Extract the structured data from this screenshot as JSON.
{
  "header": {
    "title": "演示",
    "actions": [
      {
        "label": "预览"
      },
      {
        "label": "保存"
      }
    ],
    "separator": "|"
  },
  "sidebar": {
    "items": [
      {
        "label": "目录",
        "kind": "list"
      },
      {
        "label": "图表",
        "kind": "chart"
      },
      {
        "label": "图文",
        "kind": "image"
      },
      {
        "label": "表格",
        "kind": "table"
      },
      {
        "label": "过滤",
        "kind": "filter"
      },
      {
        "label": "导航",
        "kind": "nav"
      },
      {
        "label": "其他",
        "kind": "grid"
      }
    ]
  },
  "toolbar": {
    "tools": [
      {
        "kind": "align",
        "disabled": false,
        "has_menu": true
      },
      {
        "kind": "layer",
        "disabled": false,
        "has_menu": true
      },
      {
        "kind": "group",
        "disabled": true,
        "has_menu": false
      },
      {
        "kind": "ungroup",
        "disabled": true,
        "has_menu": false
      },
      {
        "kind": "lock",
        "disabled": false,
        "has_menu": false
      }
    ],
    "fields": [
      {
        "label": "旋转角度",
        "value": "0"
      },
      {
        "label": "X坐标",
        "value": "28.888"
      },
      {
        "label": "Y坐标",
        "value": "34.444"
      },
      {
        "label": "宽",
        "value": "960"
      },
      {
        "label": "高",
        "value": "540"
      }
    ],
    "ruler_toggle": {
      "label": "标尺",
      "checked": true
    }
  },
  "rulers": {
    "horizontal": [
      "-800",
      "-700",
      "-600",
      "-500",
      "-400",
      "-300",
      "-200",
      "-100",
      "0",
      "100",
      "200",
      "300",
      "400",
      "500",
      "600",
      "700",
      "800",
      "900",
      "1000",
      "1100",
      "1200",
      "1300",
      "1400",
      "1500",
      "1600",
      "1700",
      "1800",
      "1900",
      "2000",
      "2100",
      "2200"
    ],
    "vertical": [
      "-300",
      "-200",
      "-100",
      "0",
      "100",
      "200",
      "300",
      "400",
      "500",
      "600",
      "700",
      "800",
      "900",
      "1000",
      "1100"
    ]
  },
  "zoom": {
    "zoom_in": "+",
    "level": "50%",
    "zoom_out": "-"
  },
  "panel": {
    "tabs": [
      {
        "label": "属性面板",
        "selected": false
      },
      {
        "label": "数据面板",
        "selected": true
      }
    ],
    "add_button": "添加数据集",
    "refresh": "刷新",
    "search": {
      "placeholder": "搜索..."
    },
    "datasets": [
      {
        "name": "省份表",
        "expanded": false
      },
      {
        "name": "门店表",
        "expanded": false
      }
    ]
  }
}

+---+

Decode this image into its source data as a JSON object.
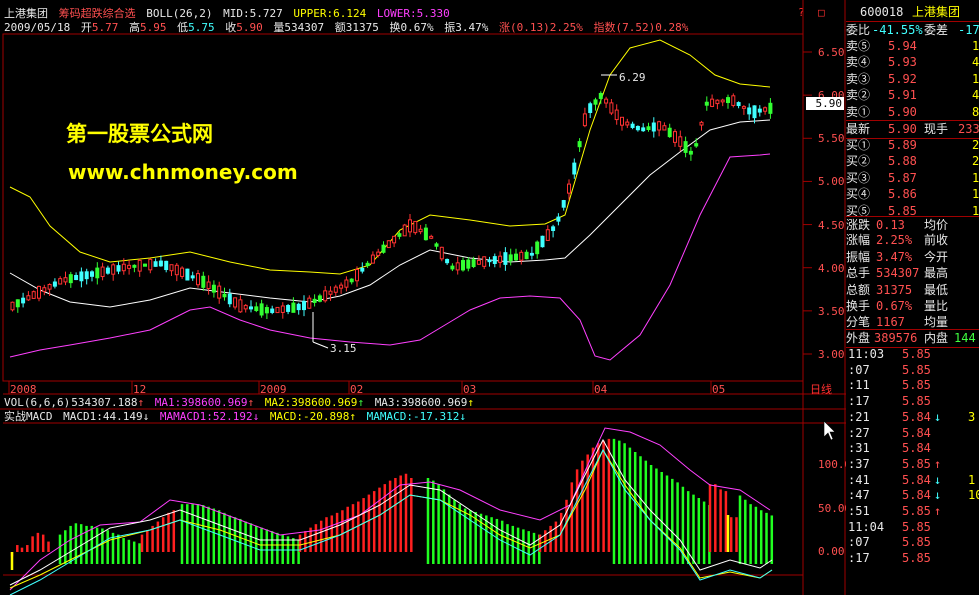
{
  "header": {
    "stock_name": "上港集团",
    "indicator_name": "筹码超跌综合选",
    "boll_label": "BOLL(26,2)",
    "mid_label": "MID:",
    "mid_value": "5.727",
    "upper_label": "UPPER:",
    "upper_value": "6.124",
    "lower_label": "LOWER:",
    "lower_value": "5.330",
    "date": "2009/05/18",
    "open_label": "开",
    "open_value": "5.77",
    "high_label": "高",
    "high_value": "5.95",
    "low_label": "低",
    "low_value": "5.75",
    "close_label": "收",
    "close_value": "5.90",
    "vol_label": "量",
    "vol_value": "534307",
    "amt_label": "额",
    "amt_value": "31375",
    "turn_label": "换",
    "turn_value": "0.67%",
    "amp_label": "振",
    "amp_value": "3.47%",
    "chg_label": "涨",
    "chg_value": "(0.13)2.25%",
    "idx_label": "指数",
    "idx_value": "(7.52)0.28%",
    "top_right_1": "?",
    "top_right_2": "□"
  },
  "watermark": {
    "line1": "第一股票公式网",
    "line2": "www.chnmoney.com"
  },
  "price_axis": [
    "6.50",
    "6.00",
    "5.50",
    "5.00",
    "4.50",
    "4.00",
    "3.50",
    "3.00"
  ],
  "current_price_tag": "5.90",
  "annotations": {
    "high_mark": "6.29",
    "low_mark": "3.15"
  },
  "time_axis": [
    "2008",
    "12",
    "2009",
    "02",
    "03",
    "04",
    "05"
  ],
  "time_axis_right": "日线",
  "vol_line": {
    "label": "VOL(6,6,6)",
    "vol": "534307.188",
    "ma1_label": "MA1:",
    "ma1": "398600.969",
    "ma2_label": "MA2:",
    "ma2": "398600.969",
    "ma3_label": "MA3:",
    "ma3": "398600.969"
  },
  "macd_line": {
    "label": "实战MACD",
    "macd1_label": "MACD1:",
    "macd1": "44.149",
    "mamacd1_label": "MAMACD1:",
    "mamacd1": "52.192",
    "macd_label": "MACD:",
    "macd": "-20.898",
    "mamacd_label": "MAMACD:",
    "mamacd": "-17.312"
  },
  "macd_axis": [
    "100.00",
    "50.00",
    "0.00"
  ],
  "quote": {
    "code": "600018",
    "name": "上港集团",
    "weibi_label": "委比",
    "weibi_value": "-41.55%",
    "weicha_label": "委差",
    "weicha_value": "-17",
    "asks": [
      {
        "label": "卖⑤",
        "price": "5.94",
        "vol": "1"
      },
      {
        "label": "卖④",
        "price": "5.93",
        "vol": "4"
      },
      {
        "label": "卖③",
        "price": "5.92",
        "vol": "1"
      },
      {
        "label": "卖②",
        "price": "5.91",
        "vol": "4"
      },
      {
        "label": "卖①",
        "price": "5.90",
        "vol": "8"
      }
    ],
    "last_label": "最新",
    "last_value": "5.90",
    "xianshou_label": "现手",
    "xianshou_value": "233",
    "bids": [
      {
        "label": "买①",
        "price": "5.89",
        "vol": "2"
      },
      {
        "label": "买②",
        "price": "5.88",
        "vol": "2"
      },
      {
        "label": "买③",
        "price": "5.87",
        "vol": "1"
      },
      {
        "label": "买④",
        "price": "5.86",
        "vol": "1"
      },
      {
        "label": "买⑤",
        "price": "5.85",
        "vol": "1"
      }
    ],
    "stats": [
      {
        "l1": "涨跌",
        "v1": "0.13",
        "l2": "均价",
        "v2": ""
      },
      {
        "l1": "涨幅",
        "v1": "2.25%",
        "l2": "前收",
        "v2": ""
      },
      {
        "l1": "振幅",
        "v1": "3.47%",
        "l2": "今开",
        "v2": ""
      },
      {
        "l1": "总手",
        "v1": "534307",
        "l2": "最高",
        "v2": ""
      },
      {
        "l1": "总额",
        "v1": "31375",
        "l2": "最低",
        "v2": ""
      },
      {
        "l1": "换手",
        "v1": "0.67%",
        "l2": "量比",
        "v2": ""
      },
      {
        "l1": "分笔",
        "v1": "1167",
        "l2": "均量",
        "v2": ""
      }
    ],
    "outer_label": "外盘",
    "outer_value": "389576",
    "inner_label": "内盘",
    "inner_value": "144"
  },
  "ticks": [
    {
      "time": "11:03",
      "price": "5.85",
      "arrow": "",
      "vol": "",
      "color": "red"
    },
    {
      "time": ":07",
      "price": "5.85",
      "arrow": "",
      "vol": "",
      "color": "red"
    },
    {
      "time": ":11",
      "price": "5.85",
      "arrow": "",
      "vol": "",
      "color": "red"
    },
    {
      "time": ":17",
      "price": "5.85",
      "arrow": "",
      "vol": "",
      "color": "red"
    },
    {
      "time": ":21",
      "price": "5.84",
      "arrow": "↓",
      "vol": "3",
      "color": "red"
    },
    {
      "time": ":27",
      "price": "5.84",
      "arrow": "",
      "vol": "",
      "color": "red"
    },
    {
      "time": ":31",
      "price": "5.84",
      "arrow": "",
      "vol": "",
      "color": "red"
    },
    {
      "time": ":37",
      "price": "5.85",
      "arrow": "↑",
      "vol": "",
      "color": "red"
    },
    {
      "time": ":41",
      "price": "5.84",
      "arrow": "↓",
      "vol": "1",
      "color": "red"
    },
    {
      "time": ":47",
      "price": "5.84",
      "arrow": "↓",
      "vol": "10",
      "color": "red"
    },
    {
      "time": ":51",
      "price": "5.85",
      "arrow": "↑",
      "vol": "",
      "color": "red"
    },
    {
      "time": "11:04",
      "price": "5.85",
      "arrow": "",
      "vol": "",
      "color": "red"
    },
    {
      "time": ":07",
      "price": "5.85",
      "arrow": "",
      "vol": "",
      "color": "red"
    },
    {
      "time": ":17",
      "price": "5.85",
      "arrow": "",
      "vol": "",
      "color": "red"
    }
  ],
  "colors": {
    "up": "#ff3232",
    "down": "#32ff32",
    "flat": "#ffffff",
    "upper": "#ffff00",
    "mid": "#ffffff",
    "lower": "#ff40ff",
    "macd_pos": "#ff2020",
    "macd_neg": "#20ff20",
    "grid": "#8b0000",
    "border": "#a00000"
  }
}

+---+

(REQUIRED TASK)
Select and copy each line from the data that includes the word "JSON".

(FINISHED ANSWER)
Extract the structured data from this screenshot as JSON.
Decode this image into its source data as a JSON object.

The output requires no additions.